DATASET EXCERPTS START

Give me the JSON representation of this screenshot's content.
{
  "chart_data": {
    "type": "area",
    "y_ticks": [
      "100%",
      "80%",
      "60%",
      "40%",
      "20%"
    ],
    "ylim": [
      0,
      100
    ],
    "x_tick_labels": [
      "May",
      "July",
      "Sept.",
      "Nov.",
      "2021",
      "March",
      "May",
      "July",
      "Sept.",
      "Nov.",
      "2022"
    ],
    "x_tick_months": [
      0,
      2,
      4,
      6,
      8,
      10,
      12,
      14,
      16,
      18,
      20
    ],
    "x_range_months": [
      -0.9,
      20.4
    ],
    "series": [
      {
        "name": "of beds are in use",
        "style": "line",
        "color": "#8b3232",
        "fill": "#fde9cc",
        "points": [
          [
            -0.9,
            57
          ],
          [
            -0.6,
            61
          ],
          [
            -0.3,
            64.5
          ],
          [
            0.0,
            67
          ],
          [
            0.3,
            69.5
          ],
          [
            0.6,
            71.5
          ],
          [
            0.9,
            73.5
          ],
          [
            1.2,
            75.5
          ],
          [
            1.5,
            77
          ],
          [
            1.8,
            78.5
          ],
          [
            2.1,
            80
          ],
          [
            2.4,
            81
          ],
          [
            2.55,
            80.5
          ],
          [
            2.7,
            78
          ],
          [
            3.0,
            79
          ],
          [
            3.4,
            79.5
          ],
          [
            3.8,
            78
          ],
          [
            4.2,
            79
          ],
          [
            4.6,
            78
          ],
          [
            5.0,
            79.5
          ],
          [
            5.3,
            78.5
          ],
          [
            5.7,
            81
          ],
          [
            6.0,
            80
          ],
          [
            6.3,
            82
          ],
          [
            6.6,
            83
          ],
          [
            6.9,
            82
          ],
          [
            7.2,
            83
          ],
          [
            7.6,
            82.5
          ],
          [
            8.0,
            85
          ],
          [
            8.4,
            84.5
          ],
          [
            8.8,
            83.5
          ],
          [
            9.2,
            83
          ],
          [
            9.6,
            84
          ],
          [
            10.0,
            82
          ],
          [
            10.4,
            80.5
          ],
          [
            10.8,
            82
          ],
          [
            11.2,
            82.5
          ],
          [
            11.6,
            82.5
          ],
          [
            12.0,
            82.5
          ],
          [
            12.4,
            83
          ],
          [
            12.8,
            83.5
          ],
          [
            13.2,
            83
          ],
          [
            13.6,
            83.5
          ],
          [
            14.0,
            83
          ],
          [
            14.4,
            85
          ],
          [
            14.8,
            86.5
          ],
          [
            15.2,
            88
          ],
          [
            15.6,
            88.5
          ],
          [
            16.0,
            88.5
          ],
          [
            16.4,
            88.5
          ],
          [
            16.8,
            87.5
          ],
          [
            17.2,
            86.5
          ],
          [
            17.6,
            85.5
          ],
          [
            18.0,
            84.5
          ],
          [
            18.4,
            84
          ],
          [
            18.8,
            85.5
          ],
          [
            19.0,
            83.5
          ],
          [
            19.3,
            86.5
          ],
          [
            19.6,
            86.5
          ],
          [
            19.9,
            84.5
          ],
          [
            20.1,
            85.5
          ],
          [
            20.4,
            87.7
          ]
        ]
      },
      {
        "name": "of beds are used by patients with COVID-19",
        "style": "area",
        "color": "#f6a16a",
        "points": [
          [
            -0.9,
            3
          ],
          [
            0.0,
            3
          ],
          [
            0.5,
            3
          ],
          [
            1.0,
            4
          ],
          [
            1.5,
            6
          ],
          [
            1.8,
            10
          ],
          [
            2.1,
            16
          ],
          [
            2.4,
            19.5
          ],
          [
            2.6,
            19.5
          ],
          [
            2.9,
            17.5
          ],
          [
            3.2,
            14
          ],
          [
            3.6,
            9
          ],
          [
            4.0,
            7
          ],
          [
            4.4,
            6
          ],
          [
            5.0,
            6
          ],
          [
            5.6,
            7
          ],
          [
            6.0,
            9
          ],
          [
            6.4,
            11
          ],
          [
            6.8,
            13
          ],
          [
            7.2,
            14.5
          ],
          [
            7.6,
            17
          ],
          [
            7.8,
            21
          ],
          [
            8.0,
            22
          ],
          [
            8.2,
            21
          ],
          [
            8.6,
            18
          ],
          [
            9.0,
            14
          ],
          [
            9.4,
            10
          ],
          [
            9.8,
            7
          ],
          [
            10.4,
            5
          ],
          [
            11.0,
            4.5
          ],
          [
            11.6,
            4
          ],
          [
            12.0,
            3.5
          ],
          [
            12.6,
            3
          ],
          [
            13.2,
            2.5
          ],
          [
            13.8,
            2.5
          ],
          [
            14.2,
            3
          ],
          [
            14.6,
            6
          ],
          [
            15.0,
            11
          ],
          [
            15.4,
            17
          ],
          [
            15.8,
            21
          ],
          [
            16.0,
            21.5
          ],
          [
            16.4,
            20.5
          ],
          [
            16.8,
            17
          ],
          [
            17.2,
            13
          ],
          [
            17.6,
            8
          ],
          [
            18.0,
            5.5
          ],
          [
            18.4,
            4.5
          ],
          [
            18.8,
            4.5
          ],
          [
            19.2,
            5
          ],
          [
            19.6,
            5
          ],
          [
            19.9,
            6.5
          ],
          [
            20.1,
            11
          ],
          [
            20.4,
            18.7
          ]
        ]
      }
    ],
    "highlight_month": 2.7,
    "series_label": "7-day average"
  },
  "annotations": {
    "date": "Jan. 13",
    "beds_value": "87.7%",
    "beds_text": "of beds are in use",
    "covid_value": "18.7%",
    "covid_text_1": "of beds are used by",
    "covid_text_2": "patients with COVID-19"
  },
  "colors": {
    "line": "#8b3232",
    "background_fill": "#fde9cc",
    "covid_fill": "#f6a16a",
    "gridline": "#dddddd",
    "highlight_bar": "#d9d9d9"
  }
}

DATASET EXCERPTS END

From the records given above, copy all lines containing "with".

▶ **EXERCISE RESULT**:
        "name": "of beds are used by patients with COVID-19",
    "covid_text_2": "patients with COVID-19"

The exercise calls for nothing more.